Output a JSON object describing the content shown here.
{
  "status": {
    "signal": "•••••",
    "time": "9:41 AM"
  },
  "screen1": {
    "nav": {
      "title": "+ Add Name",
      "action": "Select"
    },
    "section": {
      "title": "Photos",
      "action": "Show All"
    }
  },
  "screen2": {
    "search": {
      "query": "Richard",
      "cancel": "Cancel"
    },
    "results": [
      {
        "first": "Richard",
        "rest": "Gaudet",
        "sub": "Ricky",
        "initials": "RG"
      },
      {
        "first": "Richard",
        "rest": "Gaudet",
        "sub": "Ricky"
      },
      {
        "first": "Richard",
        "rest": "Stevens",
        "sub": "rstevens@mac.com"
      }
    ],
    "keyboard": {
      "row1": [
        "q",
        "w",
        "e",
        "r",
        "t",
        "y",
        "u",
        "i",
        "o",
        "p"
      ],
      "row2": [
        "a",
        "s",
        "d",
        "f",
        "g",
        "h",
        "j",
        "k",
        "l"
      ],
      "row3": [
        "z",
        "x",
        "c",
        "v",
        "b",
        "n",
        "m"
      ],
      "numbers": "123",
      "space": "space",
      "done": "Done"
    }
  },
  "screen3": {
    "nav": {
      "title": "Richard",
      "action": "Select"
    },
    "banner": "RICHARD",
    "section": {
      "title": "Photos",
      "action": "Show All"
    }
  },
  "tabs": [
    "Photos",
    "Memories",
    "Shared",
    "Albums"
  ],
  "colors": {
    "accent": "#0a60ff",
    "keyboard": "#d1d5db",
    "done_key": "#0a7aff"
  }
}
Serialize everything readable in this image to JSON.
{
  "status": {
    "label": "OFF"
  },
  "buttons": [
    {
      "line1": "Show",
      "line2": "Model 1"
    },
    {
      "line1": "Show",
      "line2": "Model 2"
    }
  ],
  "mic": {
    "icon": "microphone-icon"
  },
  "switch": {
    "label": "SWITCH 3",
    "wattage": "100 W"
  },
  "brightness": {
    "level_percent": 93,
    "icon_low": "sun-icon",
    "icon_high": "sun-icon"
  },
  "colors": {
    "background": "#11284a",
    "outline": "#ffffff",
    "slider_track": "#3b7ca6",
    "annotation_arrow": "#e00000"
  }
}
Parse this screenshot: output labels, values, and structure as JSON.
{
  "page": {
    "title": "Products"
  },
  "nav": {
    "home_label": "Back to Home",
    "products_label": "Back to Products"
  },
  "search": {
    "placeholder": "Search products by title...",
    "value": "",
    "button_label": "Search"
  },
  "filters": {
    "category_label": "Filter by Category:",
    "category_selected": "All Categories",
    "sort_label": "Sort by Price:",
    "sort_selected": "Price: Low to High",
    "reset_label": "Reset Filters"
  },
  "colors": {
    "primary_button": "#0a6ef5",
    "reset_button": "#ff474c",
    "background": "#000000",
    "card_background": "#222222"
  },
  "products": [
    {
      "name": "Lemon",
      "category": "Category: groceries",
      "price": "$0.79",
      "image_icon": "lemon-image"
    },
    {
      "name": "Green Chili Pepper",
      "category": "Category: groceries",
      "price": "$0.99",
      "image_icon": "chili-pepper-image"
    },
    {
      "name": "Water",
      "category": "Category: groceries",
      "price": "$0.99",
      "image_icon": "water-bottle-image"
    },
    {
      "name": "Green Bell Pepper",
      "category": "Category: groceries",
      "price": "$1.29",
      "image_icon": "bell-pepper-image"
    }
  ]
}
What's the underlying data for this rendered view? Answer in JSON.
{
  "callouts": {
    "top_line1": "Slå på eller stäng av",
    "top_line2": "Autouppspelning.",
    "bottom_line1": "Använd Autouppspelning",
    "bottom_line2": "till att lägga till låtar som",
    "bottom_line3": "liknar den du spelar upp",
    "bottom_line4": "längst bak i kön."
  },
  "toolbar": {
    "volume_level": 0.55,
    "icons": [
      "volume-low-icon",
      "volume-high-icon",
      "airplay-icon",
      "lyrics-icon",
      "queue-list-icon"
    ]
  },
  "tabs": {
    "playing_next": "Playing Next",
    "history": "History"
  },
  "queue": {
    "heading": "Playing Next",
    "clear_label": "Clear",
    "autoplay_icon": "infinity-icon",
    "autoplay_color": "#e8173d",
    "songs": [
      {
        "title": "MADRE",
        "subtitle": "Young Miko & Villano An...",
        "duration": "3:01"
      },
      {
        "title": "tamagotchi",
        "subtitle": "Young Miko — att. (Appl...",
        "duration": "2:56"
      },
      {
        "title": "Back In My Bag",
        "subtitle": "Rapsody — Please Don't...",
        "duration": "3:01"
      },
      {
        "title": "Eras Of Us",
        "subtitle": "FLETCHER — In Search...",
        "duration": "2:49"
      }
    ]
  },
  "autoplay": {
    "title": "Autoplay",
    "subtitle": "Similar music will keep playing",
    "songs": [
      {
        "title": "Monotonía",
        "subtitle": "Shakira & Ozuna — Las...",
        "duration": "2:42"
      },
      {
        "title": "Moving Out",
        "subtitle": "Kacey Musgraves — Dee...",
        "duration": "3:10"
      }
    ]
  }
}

------------------------------------

EXERCISE OBJECTIVE.
Count up every line above that has the word "subtitle" in it; answer with the number alone.

REPLY TO THE TASK.
7